§ PROBLEM TO WORK ON:
Please quote every line word for word.

=== DATA TO USE ===

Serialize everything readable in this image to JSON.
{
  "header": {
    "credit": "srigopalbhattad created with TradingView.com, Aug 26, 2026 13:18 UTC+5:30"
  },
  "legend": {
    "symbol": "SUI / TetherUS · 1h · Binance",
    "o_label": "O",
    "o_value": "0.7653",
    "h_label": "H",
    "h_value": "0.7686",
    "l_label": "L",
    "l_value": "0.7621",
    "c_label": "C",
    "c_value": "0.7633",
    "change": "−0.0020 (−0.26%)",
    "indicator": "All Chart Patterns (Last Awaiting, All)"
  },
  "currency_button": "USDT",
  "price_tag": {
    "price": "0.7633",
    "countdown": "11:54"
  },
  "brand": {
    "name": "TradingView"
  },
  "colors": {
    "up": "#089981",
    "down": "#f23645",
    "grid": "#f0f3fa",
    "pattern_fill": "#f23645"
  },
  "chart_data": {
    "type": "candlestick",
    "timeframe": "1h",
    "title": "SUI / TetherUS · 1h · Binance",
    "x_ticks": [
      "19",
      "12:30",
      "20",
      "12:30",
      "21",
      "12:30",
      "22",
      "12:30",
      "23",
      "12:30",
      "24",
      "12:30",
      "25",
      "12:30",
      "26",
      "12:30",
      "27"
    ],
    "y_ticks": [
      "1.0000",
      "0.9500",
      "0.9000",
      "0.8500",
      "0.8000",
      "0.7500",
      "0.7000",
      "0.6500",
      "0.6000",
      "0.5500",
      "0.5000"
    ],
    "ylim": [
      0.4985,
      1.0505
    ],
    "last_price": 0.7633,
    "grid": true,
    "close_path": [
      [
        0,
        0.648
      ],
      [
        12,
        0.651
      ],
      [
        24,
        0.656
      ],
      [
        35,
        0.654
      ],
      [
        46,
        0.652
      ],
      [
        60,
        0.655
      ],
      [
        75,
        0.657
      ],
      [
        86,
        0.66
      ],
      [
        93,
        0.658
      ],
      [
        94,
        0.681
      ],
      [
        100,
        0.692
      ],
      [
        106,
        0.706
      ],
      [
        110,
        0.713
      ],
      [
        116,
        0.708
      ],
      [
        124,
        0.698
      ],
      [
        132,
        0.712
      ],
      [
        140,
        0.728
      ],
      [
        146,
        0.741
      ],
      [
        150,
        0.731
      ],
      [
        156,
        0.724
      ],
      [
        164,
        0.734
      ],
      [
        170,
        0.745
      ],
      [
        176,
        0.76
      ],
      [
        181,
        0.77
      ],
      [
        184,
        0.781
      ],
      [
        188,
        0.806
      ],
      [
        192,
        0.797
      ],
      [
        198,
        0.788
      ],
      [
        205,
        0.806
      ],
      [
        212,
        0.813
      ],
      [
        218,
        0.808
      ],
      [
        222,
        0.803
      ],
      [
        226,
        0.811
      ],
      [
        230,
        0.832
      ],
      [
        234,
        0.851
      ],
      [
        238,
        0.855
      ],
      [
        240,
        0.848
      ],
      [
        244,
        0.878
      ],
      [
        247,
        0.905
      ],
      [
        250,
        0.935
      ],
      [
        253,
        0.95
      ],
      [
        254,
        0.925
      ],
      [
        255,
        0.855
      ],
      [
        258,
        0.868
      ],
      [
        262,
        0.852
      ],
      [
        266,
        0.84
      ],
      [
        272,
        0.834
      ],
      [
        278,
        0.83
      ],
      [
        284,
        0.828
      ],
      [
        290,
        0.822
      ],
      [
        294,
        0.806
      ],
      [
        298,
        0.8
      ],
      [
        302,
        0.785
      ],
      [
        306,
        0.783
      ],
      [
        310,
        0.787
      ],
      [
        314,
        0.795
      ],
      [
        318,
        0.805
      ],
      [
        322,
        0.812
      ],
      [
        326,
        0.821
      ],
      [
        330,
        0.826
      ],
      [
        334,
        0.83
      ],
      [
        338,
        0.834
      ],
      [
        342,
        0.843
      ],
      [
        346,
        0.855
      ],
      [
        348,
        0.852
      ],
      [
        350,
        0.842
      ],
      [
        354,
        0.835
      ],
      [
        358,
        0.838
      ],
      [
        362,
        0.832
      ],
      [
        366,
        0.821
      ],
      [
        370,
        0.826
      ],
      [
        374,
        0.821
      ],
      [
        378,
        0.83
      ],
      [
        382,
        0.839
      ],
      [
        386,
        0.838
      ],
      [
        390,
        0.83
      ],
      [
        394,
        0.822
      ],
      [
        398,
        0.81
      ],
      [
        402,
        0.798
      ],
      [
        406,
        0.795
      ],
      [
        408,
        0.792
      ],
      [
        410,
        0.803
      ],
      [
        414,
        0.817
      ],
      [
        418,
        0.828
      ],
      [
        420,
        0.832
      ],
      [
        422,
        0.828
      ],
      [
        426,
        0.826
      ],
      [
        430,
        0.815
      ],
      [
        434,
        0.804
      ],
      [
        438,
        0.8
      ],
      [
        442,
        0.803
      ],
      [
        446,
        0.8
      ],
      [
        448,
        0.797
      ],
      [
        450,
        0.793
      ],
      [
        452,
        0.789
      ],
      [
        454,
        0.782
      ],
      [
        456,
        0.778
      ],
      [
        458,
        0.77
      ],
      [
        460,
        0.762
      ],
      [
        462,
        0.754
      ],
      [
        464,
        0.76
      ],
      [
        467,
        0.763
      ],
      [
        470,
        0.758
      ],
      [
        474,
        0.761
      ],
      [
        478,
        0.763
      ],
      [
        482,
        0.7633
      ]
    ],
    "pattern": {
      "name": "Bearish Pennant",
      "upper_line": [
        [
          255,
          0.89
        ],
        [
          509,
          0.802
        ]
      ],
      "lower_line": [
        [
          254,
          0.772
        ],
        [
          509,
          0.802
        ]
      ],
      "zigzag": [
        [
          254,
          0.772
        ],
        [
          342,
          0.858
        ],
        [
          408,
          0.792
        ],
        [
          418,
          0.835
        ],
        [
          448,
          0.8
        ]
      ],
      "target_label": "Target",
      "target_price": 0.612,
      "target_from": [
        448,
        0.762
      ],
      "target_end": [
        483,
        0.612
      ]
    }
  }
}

===

§ WRITTEN SOLUTION:
Serialize everything readable in this image to JSON.
{
  "header": {
    "credit": "srigopalbhattad created with TradingView.com, Aug 26, 2026 13:18 UTC+5:30"
  },
  "legend": {
    "symbol": "SUI / TetherUS · 1h · Binance",
    "o_label": "O",
    "o_value": "0.7653",
    "h_label": "H",
    "h_value": "0.7686",
    "l_label": "L",
    "l_value": "0.7621",
    "c_label": "C",
    "c_value": "0.7633",
    "change": "−0.0020 (−0.26%)",
    "indicator": "All Chart Patterns (Last Awaiting, All)"
  },
  "currency_button": "USDT",
  "price_tag": {
    "price": "0.7633",
    "countdown": "11:54"
  },
  "brand": {
    "name": "TradingView"
  },
  "colors": {
    "up": "#089981",
    "down": "#f23645",
    "grid": "#f0f3fa",
    "pattern_fill": "#f23645"
  },
  "chart_data": {
    "type": "candlestick",
    "timeframe": "1h",
    "title": "SUI / TetherUS · 1h · Binance",
    "x_ticks": [
      "19",
      "12:30",
      "20",
      "12:30",
      "21",
      "12:30",
      "22",
      "12:30",
      "23",
      "12:30",
      "24",
      "12:30",
      "25",
      "12:30",
      "26",
      "12:30",
      "27"
    ],
    "y_ticks": [
      "1.0000",
      "0.9500",
      "0.9000",
      "0.8500",
      "0.8000",
      "0.7500",
      "0.7000",
      "0.6500",
      "0.6000",
      "0.5500",
      "0.5000"
    ],
    "ylim": [
      0.4985,
      1.0505
    ],
    "last_price": 0.7633,
    "grid": true,
    "close_path": [
      [
        0,
        0.648
      ],
      [
        12,
        0.651
      ],
      [
        24,
        0.656
      ],
      [
        35,
        0.654
      ],
      [
        46,
        0.652
      ],
      [
        60,
        0.655
      ],
      [
        75,
        0.657
      ],
      [
        86,
        0.66
      ],
      [
        93,
        0.658
      ],
      [
        94,
        0.681
      ],
      [
        100,
        0.692
      ],
      [
        106,
        0.706
      ],
      [
        110,
        0.713
      ],
      [
        116,
        0.708
      ],
      [
        124,
        0.698
      ],
      [
        132,
        0.712
      ],
      [
        140,
        0.728
      ],
      [
        146,
        0.741
      ],
      [
        150,
        0.731
      ],
      [
        156,
        0.724
      ],
      [
        164,
        0.734
      ],
      [
        170,
        0.745
      ],
      [
        176,
        0.76
      ],
      [
        181,
        0.77
      ],
      [
        184,
        0.781
      ],
      [
        188,
        0.806
      ],
      [
        192,
        0.797
      ],
      [
        198,
        0.788
      ],
      [
        205,
        0.806
      ],
      [
        212,
        0.813
      ],
      [
        218,
        0.808
      ],
      [
        222,
        0.803
      ],
      [
        226,
        0.811
      ],
      [
        230,
        0.832
      ],
      [
        234,
        0.851
      ],
      [
        238,
        0.855
      ],
      [
        240,
        0.848
      ],
      [
        244,
        0.878
      ],
      [
        247,
        0.905
      ],
      [
        250,
        0.935
      ],
      [
        253,
        0.95
      ],
      [
        254,
        0.925
      ],
      [
        255,
        0.855
      ],
      [
        258,
        0.868
      ],
      [
        262,
        0.852
      ],
      [
        266,
        0.84
      ],
      [
        272,
        0.834
      ],
      [
        278,
        0.83
      ],
      [
        284,
        0.828
      ],
      [
        290,
        0.822
      ],
      [
        294,
        0.806
      ],
      [
        298,
        0.8
      ],
      [
        302,
        0.785
      ],
      [
        306,
        0.783
      ],
      [
        310,
        0.787
      ],
      [
        314,
        0.795
      ],
      [
        318,
        0.805
      ],
      [
        322,
        0.812
      ],
      [
        326,
        0.821
      ],
      [
        330,
        0.826
      ],
      [
        334,
        0.83
      ],
      [
        338,
        0.834
      ],
      [
        342,
        0.843
      ],
      [
        346,
        0.855
      ],
      [
        348,
        0.852
      ],
      [
        350,
        0.842
      ],
      [
        354,
        0.835
      ],
      [
        358,
        0.838
      ],
      [
        362,
        0.832
      ],
      [
        366,
        0.821
      ],
      [
        370,
        0.826
      ],
      [
        374,
        0.821
      ],
      [
        378,
        0.83
      ],
      [
        382,
        0.839
      ],
      [
        386,
        0.838
      ],
      [
        390,
        0.83
      ],
      [
        394,
        0.822
      ],
      [
        398,
        0.81
      ],
      [
        402,
        0.798
      ],
      [
        406,
        0.795
      ],
      [
        408,
        0.792
      ],
      [
        410,
        0.803
      ],
      [
        414,
        0.817
      ],
      [
        418,
        0.828
      ],
      [
        420,
        0.832
      ],
      [
        422,
        0.828
      ],
      [
        426,
        0.826
      ],
      [
        430,
        0.815
      ],
      [
        434,
        0.804
      ],
      [
        438,
        0.8
      ],
      [
        442,
        0.803
      ],
      [
        446,
        0.8
      ],
      [
        448,
        0.797
      ],
      [
        450,
        0.793
      ],
      [
        452,
        0.789
      ],
      [
        454,
        0.782
      ],
      [
        456,
        0.778
      ],
      [
        458,
        0.77
      ],
      [
        460,
        0.762
      ],
      [
        462,
        0.754
      ],
      [
        464,
        0.76
      ],
      [
        467,
        0.763
      ],
      [
        470,
        0.758
      ],
      [
        474,
        0.761
      ],
      [
        478,
        0.763
      ],
      [
        482,
        0.7633
      ]
    ],
    "pattern": {
      "name": "Bearish Pennant",
      "upper_line": [
        [
          255,
          0.89
        ],
        [
          509,
          0.802
        ]
      ],
      "lower_line": [
        [
          254,
          0.772
        ],
        [
          509,
          0.802
        ]
      ],
      "zigzag": [
        [
          254,
          0.772
        ],
        [
          342,
          0.858
        ],
        [
          408,
          0.792
        ],
        [
          418,
          0.835
        ],
        [
          448,
          0.8
        ]
      ],
      "target_label": "Target",
      "target_price": 0.612,
      "target_from": [
        448,
        0.762
      ],
      "target_end": [
        483,
        0.612
      ]
    }
  }
}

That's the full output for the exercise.